◆ EXERCISE PROMPT: Type out the complete listing below word for word, without its pictures.

=== SUPPLIED RECORDS ===

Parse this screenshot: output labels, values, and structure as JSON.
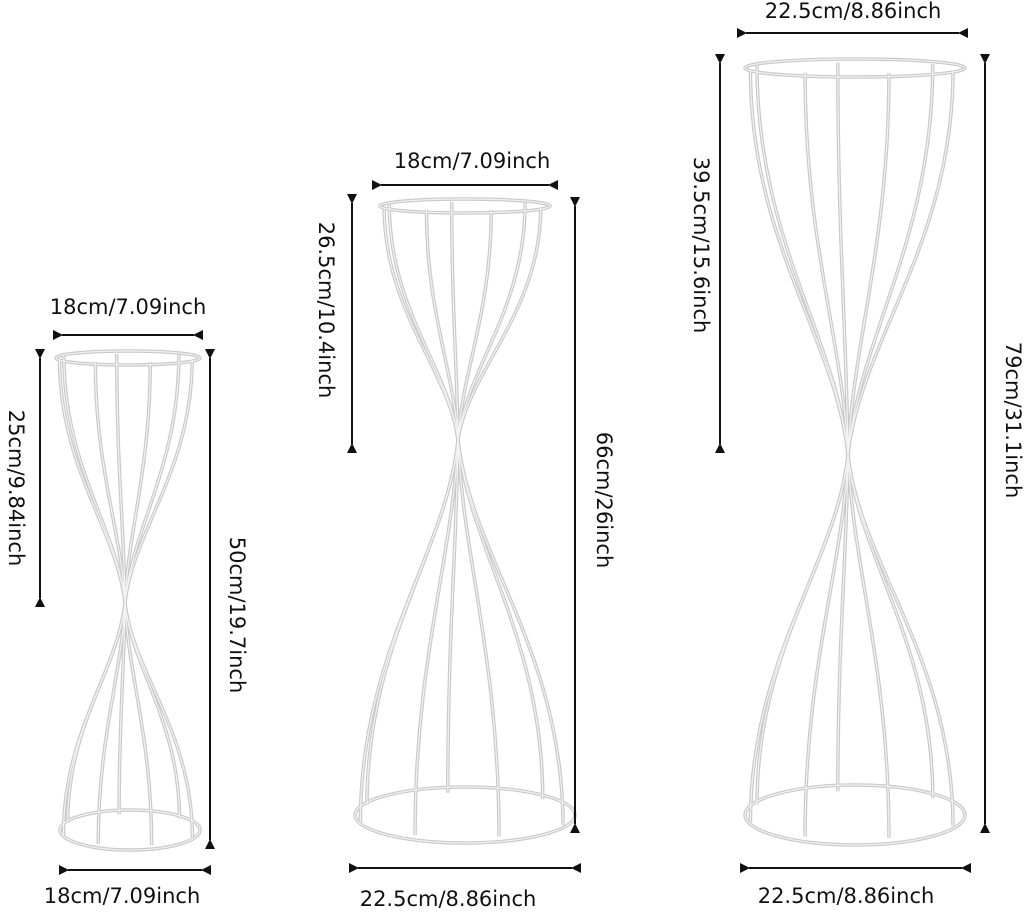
{
  "stands": [
    {
      "top_width": "18cm/7.09inch",
      "upper_height": "25cm/9.84inch",
      "total_height": "50cm/19.7inch",
      "base_width": "18cm/7.09inch"
    },
    {
      "top_width": "18cm/7.09inch",
      "upper_height": "26.5cm/10.4inch",
      "total_height": "66cm/26inch",
      "base_width": "22.5cm/8.86inch"
    },
    {
      "top_width": "22.5cm/8.86inch",
      "upper_height": "39.5cm/15.6inch",
      "total_height": "79cm/31.1inch",
      "base_width": "22.5cm/8.86inch"
    }
  ]
}
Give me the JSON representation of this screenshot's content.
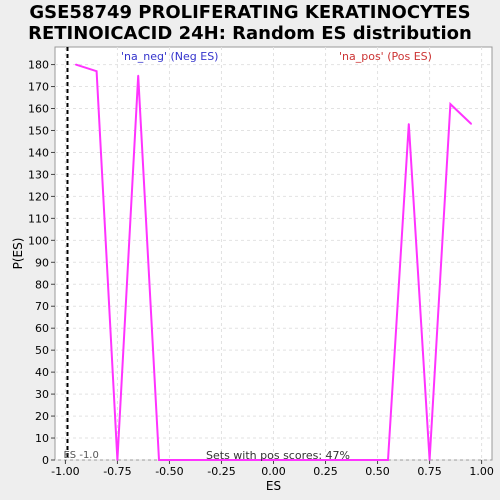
{
  "chart_data": {
    "type": "line",
    "title_lines": [
      "GSE58749 PROLIFERATING KERATINOCYTES",
      "RETINOICACID 24H: Random ES distribution"
    ],
    "xlabel": "ES",
    "ylabel": "P(ES)",
    "xlim": [
      -1.05,
      1.05
    ],
    "ylim": [
      0,
      188
    ],
    "x_ticks": [
      -1.0,
      -0.75,
      -0.5,
      -0.25,
      0.0,
      0.25,
      0.5,
      0.75,
      1.0
    ],
    "x_tick_labels": [
      "-1.00",
      "-0.75",
      "-0.50",
      "-0.25",
      "0.00",
      "0.25",
      "0.50",
      "0.75",
      "1.00"
    ],
    "y_ticks": [
      0,
      10,
      20,
      30,
      40,
      50,
      60,
      70,
      80,
      90,
      100,
      110,
      120,
      130,
      140,
      150,
      160,
      170,
      180
    ],
    "grid": true,
    "series": [
      {
        "color": "#ff33ff",
        "x": [
          -0.95,
          -0.85,
          -0.75,
          -0.65,
          -0.55,
          -0.45,
          -0.35,
          -0.25,
          -0.15,
          -0.05,
          0.05,
          0.15,
          0.25,
          0.35,
          0.45,
          0.55,
          0.65,
          0.75,
          0.85,
          0.95
        ],
        "y": [
          180,
          177,
          0,
          175,
          0,
          0,
          0,
          0,
          0,
          0,
          0,
          0,
          0,
          0,
          0,
          0,
          153,
          0,
          162,
          153
        ]
      }
    ],
    "annotations": {
      "neg_label": "'na_neg' (Neg ES)",
      "neg_color": "#3333cc",
      "pos_label": "'na_pos' (Pos ES)",
      "pos_color": "#cc3333",
      "pos_scores": "Sets with pos scores: 47%",
      "es_marker_label": "ES -1.0",
      "es_marker_value": -0.99
    }
  }
}
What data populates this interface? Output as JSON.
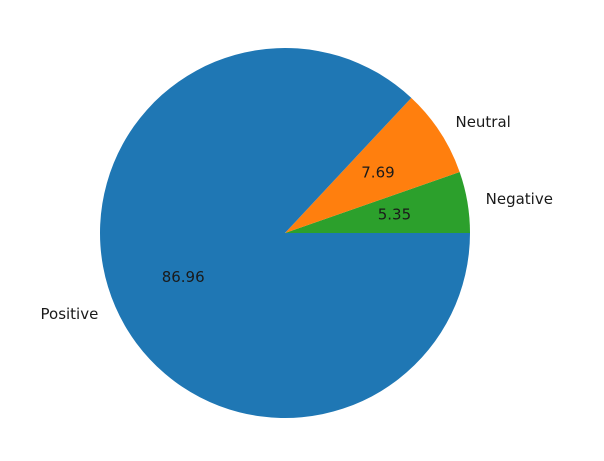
{
  "chart_data": {
    "type": "pie",
    "labels": [
      "Negative",
      "Neutral",
      "Positive"
    ],
    "values": [
      5.35,
      7.69,
      86.96
    ],
    "value_labels": [
      "5.35",
      "7.69",
      "86.96"
    ],
    "colors": [
      "#2ca02c",
      "#ff7f0e",
      "#1f77b4"
    ],
    "start_angle_deg": 0,
    "direction": "counterclockwise"
  }
}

===

◆ REPLY TO THE TASK:
Parse this screenshot: output labels, values, and structure as JSON.
{
  "stands": [
    {
      "top_width": "18cm/7.09inch",
      "upper_height": "25cm/9.84inch",
      "total_height": "50cm/19.7inch",
      "base_width": "18cm/7.09inch"
    },
    {
      "top_width": "18cm/7.09inch",
      "upper_height": "26.5cm/10.4inch",
      "total_height": "66cm/26inch",
      "base_width": "22.5cm/8.86inch"
    },
    {
      "top_width": "22.5cm/8.86inch",
      "upper_height": "39.5cm/15.6inch",
      "total_height": "79cm/31.1inch",
      "base_width": "22.5cm/8.86inch"
    }
  ]
}
Give me the JSON representation of this screenshot's content.
{
  "chart_data": {
    "type": "line",
    "title_lines": [
      "GSE58749 PROLIFERATING KERATINOCYTES",
      "RETINOICACID 24H: Random ES distribution"
    ],
    "xlabel": "ES",
    "ylabel": "P(ES)",
    "xlim": [
      -1.05,
      1.05
    ],
    "ylim": [
      0,
      188
    ],
    "x_ticks": [
      -1.0,
      -0.75,
      -0.5,
      -0.25,
      0.0,
      0.25,
      0.5,
      0.75,
      1.0
    ],
    "x_tick_labels": [
      "-1.00",
      "-0.75",
      "-0.50",
      "-0.25",
      "0.00",
      "0.25",
      "0.50",
      "0.75",
      "1.00"
    ],
    "y_ticks": [
      0,
      10,
      20,
      30,
      40,
      50,
      60,
      70,
      80,
      90,
      100,
      110,
      120,
      130,
      140,
      150,
      160,
      170,
      180
    ],
    "grid": true,
    "series": [
      {
        "color": "#ff33ff",
        "x": [
          -0.95,
          -0.85,
          -0.75,
          -0.65,
          -0.55,
          -0.45,
          -0.35,
          -0.25,
          -0.15,
          -0.05,
          0.05,
          0.15,
          0.25,
          0.35,
          0.45,
          0.55,
          0.65,
          0.75,
          0.85,
          0.95
        ],
        "y": [
          180,
          177,
          0,
          175,
          0,
          0,
          0,
          0,
          0,
          0,
          0,
          0,
          0,
          0,
          0,
          0,
          153,
          0,
          162,
          153
        ]
      }
    ],
    "annotations": {
      "neg_label": "'na_neg' (Neg ES)",
      "neg_color": "#3333cc",
      "pos_label": "'na_pos' (Pos ES)",
      "pos_color": "#cc3333",
      "pos_scores": "Sets with pos scores: 47%",
      "es_marker_label": "ES -1.0",
      "es_marker_value": -0.99
    }
  }
}
What data populates this interface? Output as JSON.
{
  "chart_data": {
    "type": "pie",
    "labels": [
      "Negative",
      "Neutral",
      "Positive"
    ],
    "values": [
      5.35,
      7.69,
      86.96
    ],
    "value_labels": [
      "5.35",
      "7.69",
      "86.96"
    ],
    "colors": [
      "#2ca02c",
      "#ff7f0e",
      "#1f77b4"
    ],
    "start_angle_deg": 0,
    "direction": "counterclockwise"
  }
}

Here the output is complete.